(Part of a data file)
####################
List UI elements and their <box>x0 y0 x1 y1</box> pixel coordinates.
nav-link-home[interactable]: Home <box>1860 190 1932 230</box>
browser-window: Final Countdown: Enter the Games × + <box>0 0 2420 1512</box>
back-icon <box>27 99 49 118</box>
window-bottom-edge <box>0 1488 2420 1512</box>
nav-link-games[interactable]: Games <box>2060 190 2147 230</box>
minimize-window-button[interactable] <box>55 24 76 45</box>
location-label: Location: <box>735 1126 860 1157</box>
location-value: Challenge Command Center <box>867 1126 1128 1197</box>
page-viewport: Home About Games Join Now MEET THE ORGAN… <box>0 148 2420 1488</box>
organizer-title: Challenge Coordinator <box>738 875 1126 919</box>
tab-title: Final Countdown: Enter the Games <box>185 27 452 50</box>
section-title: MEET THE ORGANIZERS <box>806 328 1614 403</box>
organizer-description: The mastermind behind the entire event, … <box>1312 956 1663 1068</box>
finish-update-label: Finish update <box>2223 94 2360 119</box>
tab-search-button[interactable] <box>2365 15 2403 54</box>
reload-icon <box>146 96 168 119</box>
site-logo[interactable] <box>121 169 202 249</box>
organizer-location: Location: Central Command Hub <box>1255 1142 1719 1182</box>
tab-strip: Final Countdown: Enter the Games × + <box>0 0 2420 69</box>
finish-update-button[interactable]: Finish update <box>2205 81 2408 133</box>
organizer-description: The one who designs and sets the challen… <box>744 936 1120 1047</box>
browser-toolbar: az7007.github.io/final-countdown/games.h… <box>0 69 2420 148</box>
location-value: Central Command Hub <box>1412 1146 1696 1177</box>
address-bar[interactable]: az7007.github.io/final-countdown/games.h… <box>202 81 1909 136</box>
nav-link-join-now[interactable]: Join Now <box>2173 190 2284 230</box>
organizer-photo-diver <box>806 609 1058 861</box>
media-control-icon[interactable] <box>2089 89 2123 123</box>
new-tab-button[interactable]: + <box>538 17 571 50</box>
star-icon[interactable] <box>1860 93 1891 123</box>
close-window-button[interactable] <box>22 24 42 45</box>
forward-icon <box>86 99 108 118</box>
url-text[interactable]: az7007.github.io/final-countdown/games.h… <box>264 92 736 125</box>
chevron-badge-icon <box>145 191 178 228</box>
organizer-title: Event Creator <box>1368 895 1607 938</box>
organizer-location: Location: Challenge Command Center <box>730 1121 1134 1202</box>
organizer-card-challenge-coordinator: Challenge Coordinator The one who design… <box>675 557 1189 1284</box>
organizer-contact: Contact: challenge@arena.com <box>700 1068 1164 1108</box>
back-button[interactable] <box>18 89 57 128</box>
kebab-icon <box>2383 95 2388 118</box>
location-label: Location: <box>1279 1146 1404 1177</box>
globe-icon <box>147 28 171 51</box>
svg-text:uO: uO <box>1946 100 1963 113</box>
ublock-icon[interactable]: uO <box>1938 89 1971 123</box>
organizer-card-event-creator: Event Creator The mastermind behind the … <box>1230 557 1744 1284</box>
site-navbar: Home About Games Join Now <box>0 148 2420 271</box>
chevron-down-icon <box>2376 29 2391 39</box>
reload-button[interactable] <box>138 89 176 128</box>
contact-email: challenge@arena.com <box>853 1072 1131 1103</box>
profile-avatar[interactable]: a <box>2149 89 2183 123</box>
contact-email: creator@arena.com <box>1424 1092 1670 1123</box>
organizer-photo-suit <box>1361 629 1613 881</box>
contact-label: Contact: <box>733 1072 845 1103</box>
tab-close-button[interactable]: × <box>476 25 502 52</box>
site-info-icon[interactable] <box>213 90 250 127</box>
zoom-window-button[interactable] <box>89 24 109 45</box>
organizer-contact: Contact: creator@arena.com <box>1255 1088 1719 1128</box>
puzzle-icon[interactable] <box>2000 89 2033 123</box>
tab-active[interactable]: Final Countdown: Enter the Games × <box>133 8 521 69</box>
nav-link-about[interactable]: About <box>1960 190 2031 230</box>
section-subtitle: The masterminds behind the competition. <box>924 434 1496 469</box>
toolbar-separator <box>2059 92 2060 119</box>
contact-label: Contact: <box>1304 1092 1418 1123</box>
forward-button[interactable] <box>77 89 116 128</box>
####################
### Task
Output everything from the start of the records down to the line containing "organizer-description: The one", with both ends included, reproducing each line verbatim.

### The answer
List UI elements and their <box>x0 y0 x1 y1</box> pixel coordinates.
nav-link-home[interactable]: Home <box>1860 190 1932 230</box>
browser-window: Final Countdown: Enter the Games × + <box>0 0 2420 1512</box>
back-icon <box>27 99 49 118</box>
window-bottom-edge <box>0 1488 2420 1512</box>
nav-link-games[interactable]: Games <box>2060 190 2147 230</box>
minimize-window-button[interactable] <box>55 24 76 45</box>
location-label: Location: <box>735 1126 860 1157</box>
location-value: Challenge Command Center <box>867 1126 1128 1197</box>
page-viewport: Home About Games Join Now MEET THE ORGAN… <box>0 148 2420 1488</box>
organizer-title: Challenge Coordinator <box>738 875 1126 919</box>
tab-title: Final Countdown: Enter the Games <box>185 27 452 50</box>
section-title: MEET THE ORGANIZERS <box>806 328 1614 403</box>
organizer-description: The mastermind behind the entire event, … <box>1312 956 1663 1068</box>
finish-update-label: Finish update <box>2223 94 2360 119</box>
tab-search-button[interactable] <box>2365 15 2403 54</box>
reload-icon <box>146 96 168 119</box>
site-logo[interactable] <box>121 169 202 249</box>
organizer-location: Location: Central Command Hub <box>1255 1142 1719 1182</box>
tab-strip: Final Countdown: Enter the Games × + <box>0 0 2420 69</box>
finish-update-button[interactable]: Finish update <box>2205 81 2408 133</box>
organizer-description: The one who designs and sets the challen… <box>744 936 1120 1047</box>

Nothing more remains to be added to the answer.